> [What is required]: Write out all entries word for word.

> [Record set]:
--------------------------------------------------
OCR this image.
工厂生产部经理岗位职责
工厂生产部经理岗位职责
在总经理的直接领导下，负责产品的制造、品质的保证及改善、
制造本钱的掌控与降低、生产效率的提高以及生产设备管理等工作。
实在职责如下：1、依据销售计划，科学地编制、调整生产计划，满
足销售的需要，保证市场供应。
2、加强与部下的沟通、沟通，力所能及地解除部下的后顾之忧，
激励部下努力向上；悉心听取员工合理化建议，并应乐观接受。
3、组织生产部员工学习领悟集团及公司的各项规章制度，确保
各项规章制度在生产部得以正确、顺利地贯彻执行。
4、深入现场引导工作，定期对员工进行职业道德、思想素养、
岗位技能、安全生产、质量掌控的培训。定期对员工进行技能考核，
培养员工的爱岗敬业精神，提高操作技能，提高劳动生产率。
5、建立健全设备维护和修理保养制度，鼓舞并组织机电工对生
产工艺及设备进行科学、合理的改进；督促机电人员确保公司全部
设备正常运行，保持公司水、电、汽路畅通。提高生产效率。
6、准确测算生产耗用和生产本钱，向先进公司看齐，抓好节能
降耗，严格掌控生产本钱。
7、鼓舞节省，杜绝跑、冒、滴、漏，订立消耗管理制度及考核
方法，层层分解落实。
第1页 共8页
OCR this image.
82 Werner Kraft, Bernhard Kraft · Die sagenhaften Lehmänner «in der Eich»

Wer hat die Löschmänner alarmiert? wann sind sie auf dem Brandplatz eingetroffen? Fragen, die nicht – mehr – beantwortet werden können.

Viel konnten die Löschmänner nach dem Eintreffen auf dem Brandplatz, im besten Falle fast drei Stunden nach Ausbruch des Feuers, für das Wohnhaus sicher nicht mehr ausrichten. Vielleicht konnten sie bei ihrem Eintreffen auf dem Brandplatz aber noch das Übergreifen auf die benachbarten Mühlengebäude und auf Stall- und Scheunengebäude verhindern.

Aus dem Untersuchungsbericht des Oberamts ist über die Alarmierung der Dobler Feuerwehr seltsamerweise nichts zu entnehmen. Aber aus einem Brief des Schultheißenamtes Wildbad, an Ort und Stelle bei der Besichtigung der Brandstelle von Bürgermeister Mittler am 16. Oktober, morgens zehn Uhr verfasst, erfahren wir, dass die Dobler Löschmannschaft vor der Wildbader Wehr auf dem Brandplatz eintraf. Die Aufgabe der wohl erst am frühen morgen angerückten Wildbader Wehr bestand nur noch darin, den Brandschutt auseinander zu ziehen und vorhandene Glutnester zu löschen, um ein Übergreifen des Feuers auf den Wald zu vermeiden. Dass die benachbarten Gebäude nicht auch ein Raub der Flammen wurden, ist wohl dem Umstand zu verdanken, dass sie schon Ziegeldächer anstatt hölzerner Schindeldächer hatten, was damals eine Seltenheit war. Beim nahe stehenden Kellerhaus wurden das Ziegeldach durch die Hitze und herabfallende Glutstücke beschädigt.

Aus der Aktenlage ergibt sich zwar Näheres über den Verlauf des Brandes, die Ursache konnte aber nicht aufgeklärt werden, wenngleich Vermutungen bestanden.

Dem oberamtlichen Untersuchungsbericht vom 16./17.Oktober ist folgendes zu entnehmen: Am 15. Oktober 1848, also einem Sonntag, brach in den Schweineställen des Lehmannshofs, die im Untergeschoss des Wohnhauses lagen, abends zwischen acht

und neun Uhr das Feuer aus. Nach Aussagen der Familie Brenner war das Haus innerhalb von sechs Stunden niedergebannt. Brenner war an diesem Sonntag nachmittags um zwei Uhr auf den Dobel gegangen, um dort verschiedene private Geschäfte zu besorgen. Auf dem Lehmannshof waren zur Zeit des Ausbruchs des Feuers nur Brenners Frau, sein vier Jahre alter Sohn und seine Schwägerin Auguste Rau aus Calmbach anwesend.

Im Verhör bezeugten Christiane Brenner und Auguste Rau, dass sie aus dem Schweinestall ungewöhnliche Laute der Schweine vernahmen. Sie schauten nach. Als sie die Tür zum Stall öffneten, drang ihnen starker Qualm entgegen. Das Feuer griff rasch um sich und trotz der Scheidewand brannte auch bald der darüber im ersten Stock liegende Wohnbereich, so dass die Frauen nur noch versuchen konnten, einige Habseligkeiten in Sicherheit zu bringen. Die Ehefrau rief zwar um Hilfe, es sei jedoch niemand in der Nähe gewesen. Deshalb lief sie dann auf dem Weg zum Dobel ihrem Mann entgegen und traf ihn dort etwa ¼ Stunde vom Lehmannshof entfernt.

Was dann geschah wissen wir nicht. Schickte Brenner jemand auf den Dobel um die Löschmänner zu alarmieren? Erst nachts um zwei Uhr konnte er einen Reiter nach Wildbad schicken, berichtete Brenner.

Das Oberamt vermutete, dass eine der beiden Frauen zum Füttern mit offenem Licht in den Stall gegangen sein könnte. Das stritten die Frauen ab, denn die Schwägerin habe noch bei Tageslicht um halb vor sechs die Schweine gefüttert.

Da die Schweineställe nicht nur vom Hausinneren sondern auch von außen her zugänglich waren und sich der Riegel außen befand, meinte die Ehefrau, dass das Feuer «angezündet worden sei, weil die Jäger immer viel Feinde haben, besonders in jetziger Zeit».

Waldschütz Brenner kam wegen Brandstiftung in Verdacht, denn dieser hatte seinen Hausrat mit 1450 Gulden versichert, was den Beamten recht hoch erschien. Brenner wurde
--------------------------------------------------
> [Result]:
OCR this image.
工厂生产部经理岗位职责
工厂生产部经理岗位职责
在总经理的直接领导下，负责产品的制造、品质的保证及改善、
制造本钱的掌控与降低、生产效率的提高以及生产设备管理等工作。
实在职责如下：1、依据销售计划，科学地编制、调整生产计划，满
足销售的需要，保证市场供应。
2、加强与部下的沟通、沟通，力所能及地解除部下的后顾之忧，
激励部下努力向上；悉心听取员工合理化建议，并应乐观接受。
3、组织生产部员工学习领悟集团及公司的各项规章制度，确保
各项规章制度在生产部得以正确、顺利地贯彻执行。
4、深入现场引导工作，定期对员工进行职业道德、思想素养、
岗位技能、安全生产、质量掌控的培训。定期对员工进行技能考核，
培养员工的爱岗敬业精神，提高操作技能，提高劳动生产率。
5、建立健全设备维护和修理保养制度，鼓舞并组织机电工对生
产工艺及设备进行科学、合理的改进；督促机电人员确保公司全部
设备正常运行，保持公司水、电、汽路畅通。提高生产效率。
6、准确测算生产耗用和生产本钱，向先进公司看齐，抓好节能
降耗，严格掌控生产本钱。
7、鼓舞节省，杜绝跑、冒、滴、漏，订立消耗管理制度及考核
方法，层层分解落实。
第1页 共8页
OCR this image.
82 Werner Kraft, Bernhard Kraft · Die sagenhaften Lehmänner «in der Eich»

Wer hat die Löschmänner alarmiert? wann sind sie auf dem Brandplatz eingetroffen? Fragen, die nicht – mehr – beantwortet werden können.

Viel konnten die Löschmänner nach dem Eintreffen auf dem Brandplatz, im besten Falle fast drei Stunden nach Ausbruch des Feuers, für das Wohnhaus sicher nicht mehr ausrichten. Vielleicht konnten sie bei ihrem Eintreffen auf dem Brandplatz aber noch das Übergreifen auf die benachbarten Mühlengebäude und auf Stall- und Scheunengebäude verhindern.

Aus dem Untersuchungsbericht des Oberamts ist über die Alarmierung der Dobler Feuerwehr seltsamerweise nichts zu entnehmen. Aber aus einem Brief des Schultheißenamtes Wildbad, an Ort und Stelle bei der Besichtigung der Brandstelle von Bürgermeister Mittler am 16. Oktober, morgens zehn Uhr verfasst, erfahren wir, dass die Dobler Löschmannschaft vor der Wildbader Wehr auf dem Brandplatz eintraf. Die Aufgabe der wohl erst am frühen morgen angerückten Wildbader Wehr bestand nur noch darin, den Brandschutt auseinander zu ziehen und vorhandene Glutnester zu löschen, um ein Übergreifen des Feuers auf den Wald zu vermeiden. Dass die benachbarten Gebäude nicht auch ein Raub der Flammen wurden, ist wohl dem Umstand zu verdanken, dass sie schon Ziegeldächer anstatt hölzerner Schindeldächer hatten, was damals eine Seltenheit war. Beim nahe stehenden Kellerhaus wurden das Ziegeldach durch die Hitze und herabfallende Glutstücke beschädigt.

Aus der Aktenlage ergibt sich zwar Näheres über den Verlauf des Brandes, die Ursache konnte aber nicht aufgeklärt werden, wenngleich Vermutungen bestanden.

Dem oberamtlichen Untersuchungsbericht vom 16./17.Oktober ist folgendes zu entnehmen: Am 15. Oktober 1848, also einem Sonntag, brach in den Schweineställen des Lehmannshofs, die im Untergeschoss des Wohnhauses lagen, abends zwischen acht

und neun Uhr das Feuer aus. Nach Aussagen der Familie Brenner war das Haus innerhalb von sechs Stunden niedergebannt. Brenner war an diesem Sonntag nachmittags um zwei Uhr auf den Dobel gegangen, um dort verschiedene private Geschäfte zu besorgen. Auf dem Lehmannshof waren zur Zeit des Ausbruchs des Feuers nur Brenners Frau, sein vier Jahre alter Sohn und seine Schwägerin Auguste Rau aus Calmbach anwesend.

Im Verhör bezeugten Christiane Brenner und Auguste Rau, dass sie aus dem Schweinestall ungewöhnliche Laute der Schweine vernahmen. Sie schauten nach. Als sie die Tür zum Stall öffneten, drang ihnen starker Qualm entgegen. Das Feuer griff rasch um sich und trotz der Scheidewand brannte auch bald der darüber im ersten Stock liegende Wohnbereich, so dass die Frauen nur noch versuchen konnten, einige Habseligkeiten in Sicherheit zu bringen. Die Ehefrau rief zwar um Hilfe, es sei jedoch niemand in der Nähe gewesen. Deshalb lief sie dann auf dem Weg zum Dobel ihrem Mann entgegen und traf ihn dort etwa ¼ Stunde vom Lehmannshof entfernt.

Was dann geschah wissen wir nicht. Schickte Brenner jemand auf den Dobel um die Löschmänner zu alarmieren? Erst nachts um zwei Uhr konnte er einen Reiter nach Wildbad schicken, berichtete Brenner.

Das Oberamt vermutete, dass eine der beiden Frauen zum Füttern mit offenem Licht in den Stall gegangen sein könnte. Das stritten die Frauen ab, denn die Schwägerin habe noch bei Tageslicht um halb vor sechs die Schweine gefüttert.

Da die Schweineställe nicht nur vom Hausinneren sondern auch von außen her zugänglich waren und sich der Riegel außen befand, meinte die Ehefrau, dass das Feuer «angezündet worden sei, weil die Jäger immer viel Feinde haben, besonders in jetziger Zeit».

Waldschütz Brenner kam wegen Brandstiftung in Verdacht, denn dieser hatte seinen Hausrat mit 1450 Gulden versichert, was den Beamten recht hoch erschien. Brenner wurde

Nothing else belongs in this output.